◆ Requirements ◆
Set every record down verbatim and omit the pictures.

Saved entries:
=-=-=-=-=
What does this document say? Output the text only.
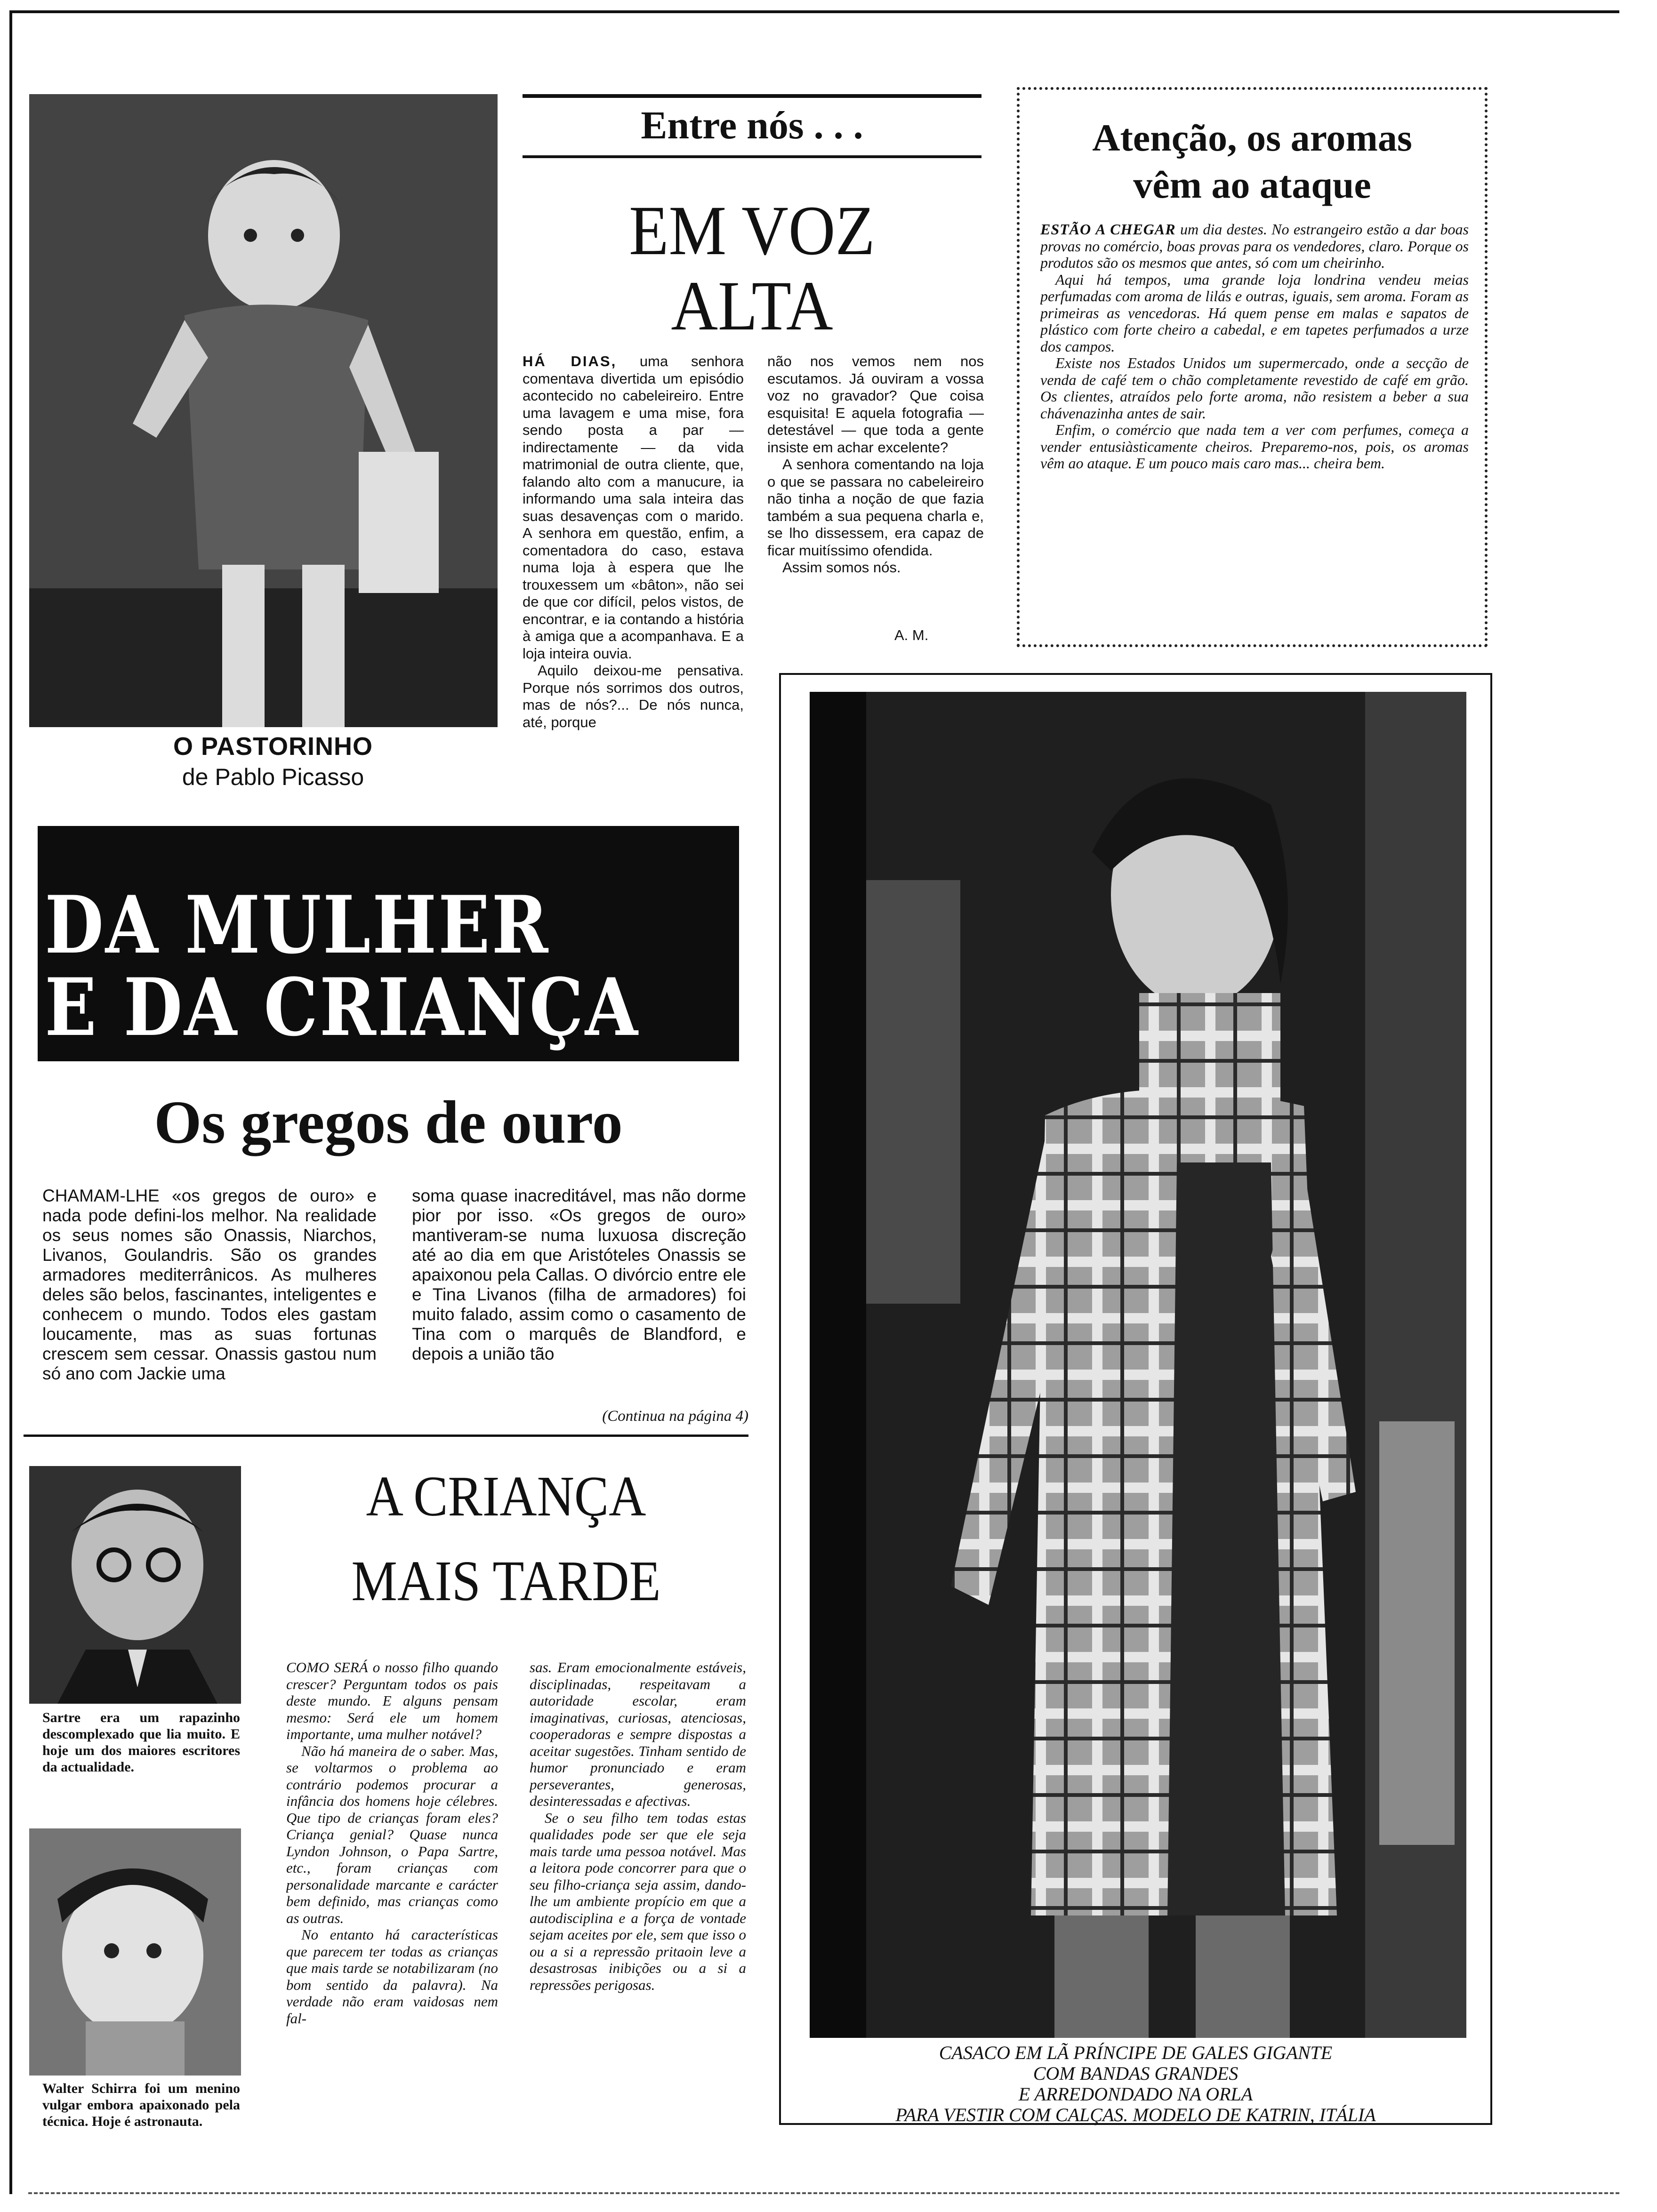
O PASTORINHO
de Pablo Picasso
Entre nós . . .
EM VOZ
ALTA

HÁ DIAS, uma senhora comentava divertida um episódio acontecido no cabeleireiro. Entre uma lavagem e uma mise, fora sendo posta a par — indirectamente — da vida matrimonial de outra cliente, que, falando alto com a manucure, ia informando uma sala inteira das suas desavenças com o marido. A senhora em questão, enfim, a comentadora do caso, estava numa loja à espera que lhe trouxessem um «bâton», não sei de que cor difícil, pelos vistos, de encontrar, e ia contando a história à amiga que a acompanhava. E a loja inteira ouvia.

Aquilo deixou-me pensativa. Porque nós sorrimos dos outros, mas de nós?... De nós nunca, até, porque

não nos vemos nem nos escutamos. Já ouviram a vossa voz no gravador? Que coisa esquisita! E aquela fotografia — detestável — que toda a gente insiste em achar excelente?

A senhora comentando na loja o que se passara no cabeleireiro não tinha a noção de que fazia também a sua pequena charla e, se lho dissessem, era capaz de ficar muitíssimo ofendida.

Assim somos nós.

A. M.
Atenção, os aromas
vêm ao ataque

ESTÃO A CHEGAR um dia destes. No estrangeiro estão a dar boas provas no comércio, boas provas para os vendedores, claro. Porque os produtos são os mesmos que antes, só com um cheirinho.

Aqui há tempos, uma grande loja londrina vendeu meias perfumadas com aroma de lilás e outras, iguais, sem aroma. Foram as primeiras as vencedoras. Há quem pense em malas e sapatos de plástico com forte cheiro a cabedal, e em tapetes perfumados a urze dos campos.

Existe nos Estados Unidos um supermercado, onde a secção de venda de café tem o chão completamente revestido de café em grão. Os clientes, atraídos pelo forte aroma, não resistem a beber a sua chávenazinha antes de sair.

Enfim, o comércio que nada tem a ver com perfumes, começa a vender entusiàsticamente cheiros. Preparemo-nos, pois, os aromas vêm ao ataque. E um pouco mais caro mas... cheira bem.

DA MULHER
E DA CRIANÇA
Os gregos de ouro
CHAMAM-LHE «os gregos de ouro» e nada pode defini-los melhor. Na realidade os seus nomes são Onassis, Niarchos, Livanos, Goulandris. São os grandes armadores mediterrânicos. As mulheres deles são belos, fascinantes, inteligentes e conhecem o mundo. Todos eles gastam loucamente, mas as suas fortunas crescem sem cessar. Onassis gastou num só ano com Jackie uma
soma quase inacreditável, mas não dorme pior por isso. «Os gregos de ouro» mantiveram-se numa luxuosa discreção até ao dia em que Aristóteles Onassis se apaixonou pela Callas. O divórcio entre ele e Tina Livanos (filha de armadores) foi muito falado, assim como o casamento de Tina com o marquês de Blandford, e depois a união tão
(Continua na página 4)
Sartre era um rapazinho descomplexado que lia muito. E hoje um dos maiores escritores da actualidade.
Walter Schirra foi um menino vulgar embora apaixonado pela técnica. Hoje é astronauta.
A CRIANÇA
MAIS TARDE

COMO SERÁ o nosso filho quando crescer? Perguntam todos os pais deste mundo. E alguns pensam mesmo: Será ele um homem importante, uma mulher notável?

Não há maneira de o saber. Mas, se voltarmos o problema ao contrário podemos procurar a infância dos homens hoje célebres. Que tipo de crianças foram eles? Criança genial? Quase nunca Lyndon Johnson, o Papa Sartre, etc., foram crianças com personalidade marcante e carácter bem definido, mas crianças como as outras.

No entanto há características que parecem ter todas as crianças que mais tarde se notabilizaram (no bom sentido da palavra). Na verdade não eram vaidosas nem fal-

sas. Eram emocionalmente estáveis, disciplinadas, respeitavam a autoridade escolar, eram imaginativas, curiosas, atenciosas, cooperadoras e sempre dispostas a aceitar sugestões. Tinham sentido de humor pronunciado e eram perseverantes, generosas, desinteressadas e afectivas.

Se o seu filho tem todas estas qualidades pode ser que ele seja mais tarde uma pessoa notável. Mas a leitora pode concorrer para que o seu filho-criança seja assim, dando-lhe um ambiente propício em que a autodisciplina e a força de vontade sejam aceites por ele, sem que isso o ou a si a repressão pritaoin leve a desastrosas inibições ou a si a repressões perigosas.

CASACO EM LÃ PRÍNCIPE DE GALES GIGANTE
COM BANDAS GRANDES
E ARREDONDADO NA ORLA
PARA VESTIR COM CALÇAS. MODELO DE KATRIN, ITÁLIA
=-=-=-=-=
◆ Output below ◆
What does this document say? Output the text only.
O PASTORINHO
de Pablo Picasso
Entre nós . . .
EM VOZ
ALTA

HÁ DIAS, uma senhora comentava divertida um episódio acontecido no cabeleireiro. Entre uma lavagem e uma mise, fora sendo posta a par — indirectamente — da vida matrimonial de outra cliente, que, falando alto com a manucure, ia informando uma sala inteira das suas desavenças com o marido. A senhora em questão, enfim, a comentadora do caso, estava numa loja à espera que lhe trouxessem um «bâton», não sei de que cor difícil, pelos vistos, de encontrar, e ia contando a história à amiga que a acompanhava. E a loja inteira ouvia.

Aquilo deixou-me pensativa. Porque nós sorrimos dos outros, mas de nós?... De nós nunca, até, porque

não nos vemos nem nos escutamos. Já ouviram a vossa voz no gravador? Que coisa esquisita! E aquela fotografia — detestável — que toda a gente insiste em achar excelente?

A senhora comentando na loja o que se passara no cabeleireiro não tinha a noção de que fazia também a sua pequena charla e, se lho dissessem, era capaz de ficar muitíssimo ofendida.

Assim somos nós.

A. M.
Atenção, os aromas
vêm ao ataque

ESTÃO A CHEGAR um dia destes. No estrangeiro estão a dar boas provas no comércio, boas provas para os vendedores, claro. Porque os produtos são os mesmos que antes, só com um cheirinho.

Aqui há tempos, uma grande loja londrina vendeu meias perfumadas com aroma de lilás e outras, iguais, sem aroma. Foram as primeiras as vencedoras. Há quem pense em malas e sapatos de plástico com forte cheiro a cabedal, e em tapetes perfumados a urze dos campos.

Existe nos Estados Unidos um supermercado, onde a secção de venda de café tem o chão completamente revestido de café em grão. Os clientes, atraídos pelo forte aroma, não resistem a beber a sua chávenazinha antes de sair.

Enfim, o comércio que nada tem a ver com perfumes, começa a vender entusiàsticamente cheiros. Preparemo-nos, pois, os aromas vêm ao ataque. E um pouco mais caro mas... cheira bem.

DA MULHER
E DA CRIANÇA
Os gregos de ouro
CHAMAM-LHE «os gregos de ouro» e nada pode defini-los melhor. Na realidade os seus nomes são Onassis, Niarchos, Livanos, Goulandris. São os grandes armadores mediterrânicos. As mulheres deles são belos, fascinantes, inteligentes e conhecem o mundo. Todos eles gastam loucamente, mas as suas fortunas crescem sem cessar. Onassis gastou num só ano com Jackie uma
soma quase inacreditável, mas não dorme pior por isso. «Os gregos de ouro» mantiveram-se numa luxuosa discreção até ao dia em que Aristóteles Onassis se apaixonou pela Callas. O divórcio entre ele e Tina Livanos (filha de armadores) foi muito falado, assim como o casamento de Tina com o marquês de Blandford, e depois a união tão
(Continua na página 4)
Sartre era um rapazinho descomplexado que lia muito. E hoje um dos maiores escritores da actualidade.
Walter Schirra foi um menino vulgar embora apaixonado pela técnica. Hoje é astronauta.
A CRIANÇA
MAIS TARDE

COMO SERÁ o nosso filho quando crescer? Perguntam todos os pais deste mundo. E alguns pensam mesmo: Será ele um homem importante, uma mulher notável?

Não há maneira de o saber. Mas, se voltarmos o problema ao contrário podemos procurar a infância dos homens hoje célebres. Que tipo de crianças foram eles? Criança genial? Quase nunca Lyndon Johnson, o Papa Sartre, etc., foram crianças com personalidade marcante e carácter bem definido, mas crianças como as outras.

No entanto há características que parecem ter todas as crianças que mais tarde se notabilizaram (no bom sentido da palavra). Na verdade não eram vaidosas nem fal-

sas. Eram emocionalmente estáveis, disciplinadas, respeitavam a autoridade escolar, eram imaginativas, curiosas, atenciosas, cooperadoras e sempre dispostas a aceitar sugestões. Tinham sentido de humor pronunciado e eram perseverantes, generosas, desinteressadas e afectivas.

Se o seu filho tem todas estas qualidades pode ser que ele seja mais tarde uma pessoa notável. Mas a leitora pode concorrer para que o seu filho-criança seja assim, dando-lhe um ambiente propício em que a autodisciplina e a força de vontade sejam aceites por ele, sem que isso o ou a si a repressão pritaoin leve a desastrosas inibições ou a si a repressões perigosas.

CASACO EM LÃ PRÍNCIPE DE GALES GIGANTE
COM BANDAS GRANDES
E ARREDONDADO NA ORLA
PARA VESTIR COM CALÇAS. MODELO DE KATRIN, ITÁLIA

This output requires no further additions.